***** Provided records *****

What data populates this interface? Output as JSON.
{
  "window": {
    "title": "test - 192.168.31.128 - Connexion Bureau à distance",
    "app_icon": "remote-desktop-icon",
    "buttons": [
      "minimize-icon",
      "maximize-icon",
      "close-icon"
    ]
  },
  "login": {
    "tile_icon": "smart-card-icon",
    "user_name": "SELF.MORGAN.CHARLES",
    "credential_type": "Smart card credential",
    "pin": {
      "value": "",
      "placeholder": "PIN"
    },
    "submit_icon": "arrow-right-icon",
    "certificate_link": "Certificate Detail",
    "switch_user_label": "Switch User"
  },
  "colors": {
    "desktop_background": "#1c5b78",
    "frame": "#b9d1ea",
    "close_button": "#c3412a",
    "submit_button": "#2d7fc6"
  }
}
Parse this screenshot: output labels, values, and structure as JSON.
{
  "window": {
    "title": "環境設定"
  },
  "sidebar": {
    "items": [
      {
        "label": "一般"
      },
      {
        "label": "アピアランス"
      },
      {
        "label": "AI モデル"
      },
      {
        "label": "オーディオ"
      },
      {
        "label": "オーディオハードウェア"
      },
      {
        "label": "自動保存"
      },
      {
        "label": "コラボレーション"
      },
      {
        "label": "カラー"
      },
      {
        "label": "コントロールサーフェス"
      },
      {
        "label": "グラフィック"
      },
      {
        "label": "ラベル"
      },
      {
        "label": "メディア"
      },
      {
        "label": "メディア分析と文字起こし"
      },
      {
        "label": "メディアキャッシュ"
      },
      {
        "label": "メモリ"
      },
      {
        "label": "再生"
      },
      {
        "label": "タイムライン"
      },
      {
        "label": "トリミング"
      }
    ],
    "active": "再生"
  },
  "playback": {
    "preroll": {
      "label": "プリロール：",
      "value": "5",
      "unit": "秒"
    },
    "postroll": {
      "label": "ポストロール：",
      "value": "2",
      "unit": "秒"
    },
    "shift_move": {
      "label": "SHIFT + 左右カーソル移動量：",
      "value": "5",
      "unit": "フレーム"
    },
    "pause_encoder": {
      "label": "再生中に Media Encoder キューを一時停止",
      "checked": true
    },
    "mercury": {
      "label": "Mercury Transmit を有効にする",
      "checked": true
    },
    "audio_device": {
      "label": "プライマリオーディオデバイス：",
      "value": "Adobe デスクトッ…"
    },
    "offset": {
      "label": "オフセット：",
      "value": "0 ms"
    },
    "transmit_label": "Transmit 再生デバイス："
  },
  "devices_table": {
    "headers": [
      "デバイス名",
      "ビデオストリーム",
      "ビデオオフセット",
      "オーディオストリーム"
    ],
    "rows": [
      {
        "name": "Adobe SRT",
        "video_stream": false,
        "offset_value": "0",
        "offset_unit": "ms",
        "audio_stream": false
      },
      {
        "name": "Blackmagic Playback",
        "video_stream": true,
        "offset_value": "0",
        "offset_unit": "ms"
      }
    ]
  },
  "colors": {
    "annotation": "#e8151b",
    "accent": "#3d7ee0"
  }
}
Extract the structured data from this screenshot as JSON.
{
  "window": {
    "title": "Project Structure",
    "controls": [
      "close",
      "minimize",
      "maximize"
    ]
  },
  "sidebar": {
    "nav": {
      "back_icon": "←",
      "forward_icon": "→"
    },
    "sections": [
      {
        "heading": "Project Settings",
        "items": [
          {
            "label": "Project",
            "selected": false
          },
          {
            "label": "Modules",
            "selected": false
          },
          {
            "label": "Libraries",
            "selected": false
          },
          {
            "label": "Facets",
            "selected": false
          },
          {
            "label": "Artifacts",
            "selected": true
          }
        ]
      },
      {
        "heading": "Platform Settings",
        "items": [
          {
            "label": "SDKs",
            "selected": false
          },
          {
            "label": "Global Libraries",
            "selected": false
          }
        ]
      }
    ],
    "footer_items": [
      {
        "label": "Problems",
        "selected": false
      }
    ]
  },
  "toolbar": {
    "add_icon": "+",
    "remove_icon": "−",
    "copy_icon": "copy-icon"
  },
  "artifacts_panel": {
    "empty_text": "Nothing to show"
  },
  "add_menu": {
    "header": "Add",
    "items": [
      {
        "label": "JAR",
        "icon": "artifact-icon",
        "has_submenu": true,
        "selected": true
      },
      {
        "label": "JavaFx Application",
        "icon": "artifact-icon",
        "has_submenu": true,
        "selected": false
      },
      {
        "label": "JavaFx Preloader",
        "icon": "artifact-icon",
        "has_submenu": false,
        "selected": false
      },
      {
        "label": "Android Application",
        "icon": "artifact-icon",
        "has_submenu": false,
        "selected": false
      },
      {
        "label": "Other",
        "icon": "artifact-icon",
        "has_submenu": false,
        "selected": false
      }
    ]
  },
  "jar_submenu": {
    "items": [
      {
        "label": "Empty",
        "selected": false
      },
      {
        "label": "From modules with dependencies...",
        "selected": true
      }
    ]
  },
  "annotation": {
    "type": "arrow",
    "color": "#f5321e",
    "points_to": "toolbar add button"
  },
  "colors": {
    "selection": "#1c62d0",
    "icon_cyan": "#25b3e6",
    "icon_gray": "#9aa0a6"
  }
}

*****

**What you are asked to do:**
Restate every record exactly, leaving nothing out.

**Response for this exercise:**
What data populates this interface? Output as JSON.
{
  "window": {
    "title": "test - 192.168.31.128 - Connexion Bureau à distance",
    "app_icon": "remote-desktop-icon",
    "buttons": [
      "minimize-icon",
      "maximize-icon",
      "close-icon"
    ]
  },
  "login": {
    "tile_icon": "smart-card-icon",
    "user_name": "SELF.MORGAN.CHARLES",
    "credential_type": "Smart card credential",
    "pin": {
      "value": "",
      "placeholder": "PIN"
    },
    "submit_icon": "arrow-right-icon",
    "certificate_link": "Certificate Detail",
    "switch_user_label": "Switch User"
  },
  "colors": {
    "desktop_background": "#1c5b78",
    "frame": "#b9d1ea",
    "close_button": "#c3412a",
    "submit_button": "#2d7fc6"
  }
}
Parse this screenshot: output labels, values, and structure as JSON.
{
  "window": {
    "title": "環境設定"
  },
  "sidebar": {
    "items": [
      {
        "label": "一般"
      },
      {
        "label": "アピアランス"
      },
      {
        "label": "AI モデル"
      },
      {
        "label": "オーディオ"
      },
      {
        "label": "オーディオハードウェア"
      },
      {
        "label": "自動保存"
      },
      {
        "label": "コラボレーション"
      },
      {
        "label": "カラー"
      },
      {
        "label": "コントロールサーフェス"
      },
      {
        "label": "グラフィック"
      },
      {
        "label": "ラベル"
      },
      {
        "label": "メディア"
      },
      {
        "label": "メディア分析と文字起こし"
      },
      {
        "label": "メディアキャッシュ"
      },
      {
        "label": "メモリ"
      },
      {
        "label": "再生"
      },
      {
        "label": "タイムライン"
      },
      {
        "label": "トリミング"
      }
    ],
    "active": "再生"
  },
  "playback": {
    "preroll": {
      "label": "プリロール：",
      "value": "5",
      "unit": "秒"
    },
    "postroll": {
      "label": "ポストロール：",
      "value": "2",
      "unit": "秒"
    },
    "shift_move": {
      "label": "SHIFT + 左右カーソル移動量：",
      "value": "5",
      "unit": "フレーム"
    },
    "pause_encoder": {
      "label": "再生中に Media Encoder キューを一時停止",
      "checked": true
    },
    "mercury": {
      "label": "Mercury Transmit を有効にする",
      "checked": true
    },
    "audio_device": {
      "label": "プライマリオーディオデバイス：",
      "value": "Adobe デスクトッ…"
    },
    "offset": {
      "label": "オフセット：",
      "value": "0 ms"
    },
    "transmit_label": "Transmit 再生デバイス："
  },
  "devices_table": {
    "headers": [
      "デバイス名",
      "ビデオストリーム",
      "ビデオオフセット",
      "オーディオストリーム"
    ],
    "rows": [
      {
        "name": "Adobe SRT",
        "video_stream": false,
        "offset_value": "0",
        "offset_unit": "ms",
        "audio_stream": false
      },
      {
        "name": "Blackmagic Playback",
        "video_stream": true,
        "offset_value": "0",
        "offset_unit": "ms"
      }
    ]
  },
  "colors": {
    "annotation": "#e8151b",
    "accent": "#3d7ee0"
  }
}
Extract the structured data from this screenshot as JSON.
{
  "window": {
    "title": "Project Structure",
    "controls": [
      "close",
      "minimize",
      "maximize"
    ]
  },
  "sidebar": {
    "nav": {
      "back_icon": "←",
      "forward_icon": "→"
    },
    "sections": [
      {
        "heading": "Project Settings",
        "items": [
          {
            "label": "Project",
            "selected": false
          },
          {
            "label": "Modules",
            "selected": false
          },
          {
            "label": "Libraries",
            "selected": false
          },
          {
            "label": "Facets",
            "selected": false
          },
          {
            "label": "Artifacts",
            "selected": true
          }
        ]
      },
      {
        "heading": "Platform Settings",
        "items": [
          {
            "label": "SDKs",
            "selected": false
          },
          {
            "label": "Global Libraries",
            "selected": false
          }
        ]
      }
    ],
    "footer_items": [
      {
        "label": "Problems",
        "selected": false
      }
    ]
  },
  "toolbar": {
    "add_icon": "+",
    "remove_icon": "−",
    "copy_icon": "copy-icon"
  },
  "artifacts_panel": {
    "empty_text": "Nothing to show"
  },
  "add_menu": {
    "header": "Add",
    "items": [
      {
        "label": "JAR",
        "icon": "artifact-icon",
        "has_submenu": true,
        "selected": true
      },
      {
        "label": "JavaFx Application",
        "icon": "artifact-icon",
        "has_submenu": true,
        "selected": false
      },
      {
        "label": "JavaFx Preloader",
        "icon": "artifact-icon",
        "has_submenu": false,
        "selected": false
      },
      {
        "label": "Android Application",
        "icon": "artifact-icon",
        "has_submenu": false,
        "selected": false
      },
      {
        "label": "Other",
        "icon": "artifact-icon",
        "has_submenu": false,
        "selected": false
      }
    ]
  },
  "jar_submenu": {
    "items": [
      {
        "label": "Empty",
        "selected": false
      },
      {
        "label": "From modules with dependencies...",
        "selected": true
      }
    ]
  },
  "annotation": {
    "type": "arrow",
    "color": "#f5321e",
    "points_to": "toolbar add button"
  },
  "colors": {
    "selection": "#1c62d0",
    "icon_cyan": "#25b3e6",
    "icon_gray": "#9aa0a6"
  }
}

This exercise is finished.